Goal of the exercise:
Copy out all of the data below with no alterations.

Available data:
*****

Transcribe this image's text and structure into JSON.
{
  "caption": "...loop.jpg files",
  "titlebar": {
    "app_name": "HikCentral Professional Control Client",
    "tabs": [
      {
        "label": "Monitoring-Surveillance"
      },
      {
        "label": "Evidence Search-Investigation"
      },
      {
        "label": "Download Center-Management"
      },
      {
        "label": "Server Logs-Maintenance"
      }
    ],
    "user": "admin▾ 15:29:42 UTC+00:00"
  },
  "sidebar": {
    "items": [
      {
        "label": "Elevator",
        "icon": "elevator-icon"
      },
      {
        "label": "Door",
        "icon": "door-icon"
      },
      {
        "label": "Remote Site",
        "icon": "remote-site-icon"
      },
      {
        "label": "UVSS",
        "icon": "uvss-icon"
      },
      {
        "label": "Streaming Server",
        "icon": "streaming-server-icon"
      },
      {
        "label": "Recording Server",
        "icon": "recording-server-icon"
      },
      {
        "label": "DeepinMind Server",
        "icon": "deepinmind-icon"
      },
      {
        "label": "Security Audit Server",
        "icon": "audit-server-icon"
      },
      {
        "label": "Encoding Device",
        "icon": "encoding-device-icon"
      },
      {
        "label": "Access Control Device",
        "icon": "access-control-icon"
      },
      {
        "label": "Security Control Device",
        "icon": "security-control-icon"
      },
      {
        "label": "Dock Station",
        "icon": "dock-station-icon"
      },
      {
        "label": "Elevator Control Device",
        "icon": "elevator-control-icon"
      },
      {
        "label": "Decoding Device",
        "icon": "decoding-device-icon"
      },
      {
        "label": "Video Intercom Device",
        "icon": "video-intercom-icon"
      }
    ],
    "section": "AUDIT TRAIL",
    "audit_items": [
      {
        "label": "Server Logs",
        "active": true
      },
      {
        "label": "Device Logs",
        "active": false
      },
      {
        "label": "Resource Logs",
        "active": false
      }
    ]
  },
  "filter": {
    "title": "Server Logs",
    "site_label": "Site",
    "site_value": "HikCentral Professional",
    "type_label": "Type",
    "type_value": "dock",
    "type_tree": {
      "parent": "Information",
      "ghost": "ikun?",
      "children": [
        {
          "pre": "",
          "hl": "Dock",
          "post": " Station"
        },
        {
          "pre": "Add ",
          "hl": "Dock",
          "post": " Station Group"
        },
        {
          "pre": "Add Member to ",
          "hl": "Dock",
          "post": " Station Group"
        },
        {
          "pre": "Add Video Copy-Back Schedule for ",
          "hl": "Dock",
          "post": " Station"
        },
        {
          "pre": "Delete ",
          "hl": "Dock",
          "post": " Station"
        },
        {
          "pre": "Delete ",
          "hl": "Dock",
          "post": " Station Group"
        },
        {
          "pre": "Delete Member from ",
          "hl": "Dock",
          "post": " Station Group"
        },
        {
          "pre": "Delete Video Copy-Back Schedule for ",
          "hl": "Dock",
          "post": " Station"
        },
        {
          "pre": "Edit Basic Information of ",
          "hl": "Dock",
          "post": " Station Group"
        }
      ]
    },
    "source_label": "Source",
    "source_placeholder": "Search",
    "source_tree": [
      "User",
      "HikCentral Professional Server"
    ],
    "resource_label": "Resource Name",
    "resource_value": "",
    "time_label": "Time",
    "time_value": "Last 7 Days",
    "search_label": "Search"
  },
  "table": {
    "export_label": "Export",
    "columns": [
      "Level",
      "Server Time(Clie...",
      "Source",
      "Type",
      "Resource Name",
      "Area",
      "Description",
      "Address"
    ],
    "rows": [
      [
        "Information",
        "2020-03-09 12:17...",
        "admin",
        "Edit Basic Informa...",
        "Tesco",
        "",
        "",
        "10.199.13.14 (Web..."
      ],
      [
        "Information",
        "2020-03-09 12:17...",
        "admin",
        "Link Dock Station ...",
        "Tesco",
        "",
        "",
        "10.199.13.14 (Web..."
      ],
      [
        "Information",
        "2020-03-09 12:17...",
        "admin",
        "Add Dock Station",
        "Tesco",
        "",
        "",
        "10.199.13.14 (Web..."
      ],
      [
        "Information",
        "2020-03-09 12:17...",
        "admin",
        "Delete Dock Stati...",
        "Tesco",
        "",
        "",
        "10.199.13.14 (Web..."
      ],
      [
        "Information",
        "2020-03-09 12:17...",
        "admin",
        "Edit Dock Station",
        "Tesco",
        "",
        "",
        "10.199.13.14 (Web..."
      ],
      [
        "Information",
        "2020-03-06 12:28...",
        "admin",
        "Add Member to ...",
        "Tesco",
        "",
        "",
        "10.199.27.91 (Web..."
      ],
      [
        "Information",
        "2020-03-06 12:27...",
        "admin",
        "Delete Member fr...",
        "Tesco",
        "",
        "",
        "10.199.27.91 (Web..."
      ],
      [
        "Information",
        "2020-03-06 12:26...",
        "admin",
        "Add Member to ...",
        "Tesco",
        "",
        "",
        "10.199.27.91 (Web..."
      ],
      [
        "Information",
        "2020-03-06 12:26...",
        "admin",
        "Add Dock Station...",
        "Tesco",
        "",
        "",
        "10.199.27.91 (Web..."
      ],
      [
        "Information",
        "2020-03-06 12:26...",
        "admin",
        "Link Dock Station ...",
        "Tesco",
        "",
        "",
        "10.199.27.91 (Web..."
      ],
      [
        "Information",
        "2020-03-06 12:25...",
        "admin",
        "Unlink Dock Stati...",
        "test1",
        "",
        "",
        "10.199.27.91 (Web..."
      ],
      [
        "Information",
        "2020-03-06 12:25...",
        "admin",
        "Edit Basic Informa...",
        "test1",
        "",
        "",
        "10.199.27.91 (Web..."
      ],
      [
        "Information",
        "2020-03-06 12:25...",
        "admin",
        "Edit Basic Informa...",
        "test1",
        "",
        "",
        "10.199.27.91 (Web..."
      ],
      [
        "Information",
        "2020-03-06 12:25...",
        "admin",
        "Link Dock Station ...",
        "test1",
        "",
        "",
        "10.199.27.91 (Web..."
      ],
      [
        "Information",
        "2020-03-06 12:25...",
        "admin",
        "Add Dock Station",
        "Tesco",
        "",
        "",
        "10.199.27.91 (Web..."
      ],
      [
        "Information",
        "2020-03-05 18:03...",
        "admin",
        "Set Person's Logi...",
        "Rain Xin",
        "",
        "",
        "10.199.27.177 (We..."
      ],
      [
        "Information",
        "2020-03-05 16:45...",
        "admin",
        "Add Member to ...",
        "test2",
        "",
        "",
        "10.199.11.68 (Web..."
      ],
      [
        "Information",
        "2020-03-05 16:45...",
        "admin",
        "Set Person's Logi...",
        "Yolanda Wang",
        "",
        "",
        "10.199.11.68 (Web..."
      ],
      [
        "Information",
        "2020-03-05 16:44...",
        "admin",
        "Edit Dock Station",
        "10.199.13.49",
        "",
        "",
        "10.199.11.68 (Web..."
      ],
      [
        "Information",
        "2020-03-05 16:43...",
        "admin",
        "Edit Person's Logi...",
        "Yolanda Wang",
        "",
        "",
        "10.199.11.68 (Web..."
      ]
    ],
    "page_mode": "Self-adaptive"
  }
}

*****

Response below:
Transcribe this image's text and structure into JSON.
{
  "caption": "...loop.jpg files",
  "titlebar": {
    "app_name": "HikCentral Professional Control Client",
    "tabs": [
      {
        "label": "Monitoring-Surveillance"
      },
      {
        "label": "Evidence Search-Investigation"
      },
      {
        "label": "Download Center-Management"
      },
      {
        "label": "Server Logs-Maintenance"
      }
    ],
    "user": "admin▾ 15:29:42 UTC+00:00"
  },
  "sidebar": {
    "items": [
      {
        "label": "Elevator",
        "icon": "elevator-icon"
      },
      {
        "label": "Door",
        "icon": "door-icon"
      },
      {
        "label": "Remote Site",
        "icon": "remote-site-icon"
      },
      {
        "label": "UVSS",
        "icon": "uvss-icon"
      },
      {
        "label": "Streaming Server",
        "icon": "streaming-server-icon"
      },
      {
        "label": "Recording Server",
        "icon": "recording-server-icon"
      },
      {
        "label": "DeepinMind Server",
        "icon": "deepinmind-icon"
      },
      {
        "label": "Security Audit Server",
        "icon": "audit-server-icon"
      },
      {
        "label": "Encoding Device",
        "icon": "encoding-device-icon"
      },
      {
        "label": "Access Control Device",
        "icon": "access-control-icon"
      },
      {
        "label": "Security Control Device",
        "icon": "security-control-icon"
      },
      {
        "label": "Dock Station",
        "icon": "dock-station-icon"
      },
      {
        "label": "Elevator Control Device",
        "icon": "elevator-control-icon"
      },
      {
        "label": "Decoding Device",
        "icon": "decoding-device-icon"
      },
      {
        "label": "Video Intercom Device",
        "icon": "video-intercom-icon"
      }
    ],
    "section": "AUDIT TRAIL",
    "audit_items": [
      {
        "label": "Server Logs",
        "active": true
      },
      {
        "label": "Device Logs",
        "active": false
      },
      {
        "label": "Resource Logs",
        "active": false
      }
    ]
  },
  "filter": {
    "title": "Server Logs",
    "site_label": "Site",
    "site_value": "HikCentral Professional",
    "type_label": "Type",
    "type_value": "dock",
    "type_tree": {
      "parent": "Information",
      "ghost": "ikun?",
      "children": [
        {
          "pre": "",
          "hl": "Dock",
          "post": " Station"
        },
        {
          "pre": "Add ",
          "hl": "Dock",
          "post": " Station Group"
        },
        {
          "pre": "Add Member to ",
          "hl": "Dock",
          "post": " Station Group"
        },
        {
          "pre": "Add Video Copy-Back Schedule for ",
          "hl": "Dock",
          "post": " Station"
        },
        {
          "pre": "Delete ",
          "hl": "Dock",
          "post": " Station"
        },
        {
          "pre": "Delete ",
          "hl": "Dock",
          "post": " Station Group"
        },
        {
          "pre": "Delete Member from ",
          "hl": "Dock",
          "post": " Station Group"
        },
        {
          "pre": "Delete Video Copy-Back Schedule for ",
          "hl": "Dock",
          "post": " Station"
        },
        {
          "pre": "Edit Basic Information of ",
          "hl": "Dock",
          "post": " Station Group"
        }
      ]
    },
    "source_label": "Source",
    "source_placeholder": "Search",
    "source_tree": [
      "User",
      "HikCentral Professional Server"
    ],
    "resource_label": "Resource Name",
    "resource_value": "",
    "time_label": "Time",
    "time_value": "Last 7 Days",
    "search_label": "Search"
  },
  "table": {
    "export_label": "Export",
    "columns": [
      "Level",
      "Server Time(Clie...",
      "Source",
      "Type",
      "Resource Name",
      "Area",
      "Description",
      "Address"
    ],
    "rows": [
      [
        "Information",
        "2020-03-09 12:17...",
        "admin",
        "Edit Basic Informa...",
        "Tesco",
        "",
        "",
        "10.199.13.14 (Web..."
      ],
      [
        "Information",
        "2020-03-09 12:17...",
        "admin",
        "Link Dock Station ...",
        "Tesco",
        "",
        "",
        "10.199.13.14 (Web..."
      ],
      [
        "Information",
        "2020-03-09 12:17...",
        "admin",
        "Add Dock Station",
        "Tesco",
        "",
        "",
        "10.199.13.14 (Web..."
      ],
      [
        "Information",
        "2020-03-09 12:17...",
        "admin",
        "Delete Dock Stati...",
        "Tesco",
        "",
        "",
        "10.199.13.14 (Web..."
      ],
      [
        "Information",
        "2020-03-09 12:17...",
        "admin",
        "Edit Dock Station",
        "Tesco",
        "",
        "",
        "10.199.13.14 (Web..."
      ],
      [
        "Information",
        "2020-03-06 12:28...",
        "admin",
        "Add Member to ...",
        "Tesco",
        "",
        "",
        "10.199.27.91 (Web..."
      ],
      [
        "Information",
        "2020-03-06 12:27...",
        "admin",
        "Delete Member fr...",
        "Tesco",
        "",
        "",
        "10.199.27.91 (Web..."
      ],
      [
        "Information",
        "2020-03-06 12:26...",
        "admin",
        "Add Member to ...",
        "Tesco",
        "",
        "",
        "10.199.27.91 (Web..."
      ],
      [
        "Information",
        "2020-03-06 12:26...",
        "admin",
        "Add Dock Station...",
        "Tesco",
        "",
        "",
        "10.199.27.91 (Web..."
      ],
      [
        "Information",
        "2020-03-06 12:26...",
        "admin",
        "Link Dock Station ...",
        "Tesco",
        "",
        "",
        "10.199.27.91 (Web..."
      ],
      [
        "Information",
        "2020-03-06 12:25...",
        "admin",
        "Unlink Dock Stati...",
        "test1",
        "",
        "",
        "10.199.27.91 (Web..."
      ],
      [
        "Information",
        "2020-03-06 12:25...",
        "admin",
        "Edit Basic Informa...",
        "test1",
        "",
        "",
        "10.199.27.91 (Web..."
      ],
      [
        "Information",
        "2020-03-06 12:25...",
        "admin",
        "Edit Basic Informa...",
        "test1",
        "",
        "",
        "10.199.27.91 (Web..."
      ],
      [
        "Information",
        "2020-03-06 12:25...",
        "admin",
        "Link Dock Station ...",
        "test1",
        "",
        "",
        "10.199.27.91 (Web..."
      ],
      [
        "Information",
        "2020-03-06 12:25...",
        "admin",
        "Add Dock Station",
        "Tesco",
        "",
        "",
        "10.199.27.91 (Web..."
      ],
      [
        "Information",
        "2020-03-05 18:03...",
        "admin",
        "Set Person's Logi...",
        "Rain Xin",
        "",
        "",
        "10.199.27.177 (We..."
      ],
      [
        "Information",
        "2020-03-05 16:45...",
        "admin",
        "Add Member to ...",
        "test2",
        "",
        "",
        "10.199.11.68 (Web..."
      ],
      [
        "Information",
        "2020-03-05 16:45...",
        "admin",
        "Set Person's Logi...",
        "Yolanda Wang",
        "",
        "",
        "10.199.11.68 (Web..."
      ],
      [
        "Information",
        "2020-03-05 16:44...",
        "admin",
        "Edit Dock Station",
        "10.199.13.49",
        "",
        "",
        "10.199.11.68 (Web..."
      ],
      [
        "Information",
        "2020-03-05 16:43...",
        "admin",
        "Edit Person's Logi...",
        "Yolanda Wang",
        "",
        "",
        "10.199.11.68 (Web..."
      ]
    ],
    "page_mode": "Self-adaptive"
  }
}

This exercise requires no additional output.